◆ WHAT YOU SHOULD DO ◆
Scan the data for "vuoden" and copy the lines it appears in.

*-*-*

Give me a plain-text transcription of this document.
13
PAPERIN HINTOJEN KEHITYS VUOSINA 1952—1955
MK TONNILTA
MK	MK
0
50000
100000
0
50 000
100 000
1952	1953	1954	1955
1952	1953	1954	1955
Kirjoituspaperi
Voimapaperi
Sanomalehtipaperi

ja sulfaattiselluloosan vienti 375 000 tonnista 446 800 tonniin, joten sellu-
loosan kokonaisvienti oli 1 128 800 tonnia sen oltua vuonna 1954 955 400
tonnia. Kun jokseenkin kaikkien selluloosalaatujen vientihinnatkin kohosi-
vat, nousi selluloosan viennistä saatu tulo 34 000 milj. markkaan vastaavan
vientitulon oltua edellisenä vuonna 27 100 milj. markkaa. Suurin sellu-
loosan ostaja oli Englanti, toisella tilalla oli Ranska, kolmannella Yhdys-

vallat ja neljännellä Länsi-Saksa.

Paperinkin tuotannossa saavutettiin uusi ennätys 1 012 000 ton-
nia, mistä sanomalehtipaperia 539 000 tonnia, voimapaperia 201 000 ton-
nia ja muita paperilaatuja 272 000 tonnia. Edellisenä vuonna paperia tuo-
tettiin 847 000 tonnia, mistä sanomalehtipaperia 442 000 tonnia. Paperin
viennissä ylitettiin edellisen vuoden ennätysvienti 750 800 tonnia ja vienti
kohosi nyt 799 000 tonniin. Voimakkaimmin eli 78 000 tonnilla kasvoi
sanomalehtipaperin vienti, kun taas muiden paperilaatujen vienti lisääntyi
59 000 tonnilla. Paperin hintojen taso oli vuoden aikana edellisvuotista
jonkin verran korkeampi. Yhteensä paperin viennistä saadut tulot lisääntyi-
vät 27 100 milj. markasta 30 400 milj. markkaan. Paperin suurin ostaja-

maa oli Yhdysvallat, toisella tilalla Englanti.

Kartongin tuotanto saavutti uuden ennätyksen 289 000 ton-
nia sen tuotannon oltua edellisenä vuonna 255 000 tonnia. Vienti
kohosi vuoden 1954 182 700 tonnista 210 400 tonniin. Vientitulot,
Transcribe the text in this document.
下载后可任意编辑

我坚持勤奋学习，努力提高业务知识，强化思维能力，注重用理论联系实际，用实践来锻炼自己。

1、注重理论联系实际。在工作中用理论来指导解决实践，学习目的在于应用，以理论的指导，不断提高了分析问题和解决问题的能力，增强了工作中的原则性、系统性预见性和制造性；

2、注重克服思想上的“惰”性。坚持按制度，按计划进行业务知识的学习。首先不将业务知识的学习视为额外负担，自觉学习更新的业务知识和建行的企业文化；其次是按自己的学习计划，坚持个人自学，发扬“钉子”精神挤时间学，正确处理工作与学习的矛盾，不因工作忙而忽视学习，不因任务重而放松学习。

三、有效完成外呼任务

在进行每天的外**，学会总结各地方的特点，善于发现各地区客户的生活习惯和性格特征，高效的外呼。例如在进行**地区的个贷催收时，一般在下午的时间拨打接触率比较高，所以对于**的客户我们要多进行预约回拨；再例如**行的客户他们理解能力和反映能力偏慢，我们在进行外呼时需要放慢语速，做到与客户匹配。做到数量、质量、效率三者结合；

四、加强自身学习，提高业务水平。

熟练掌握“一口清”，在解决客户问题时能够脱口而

*-*-*

◆ SOLUTION FOR THIS EXERCISE ◆
viennissä ylitettiin edellisen vuoden ennätysvienti 750 800 tonnia ja vienti
59 000 tonnilla. Paperin hintojen taso oli vuoden aikana edellisvuotista
kohosi vuoden 1954 182 700 tonnista 210 400 tonniin. Vientitulot,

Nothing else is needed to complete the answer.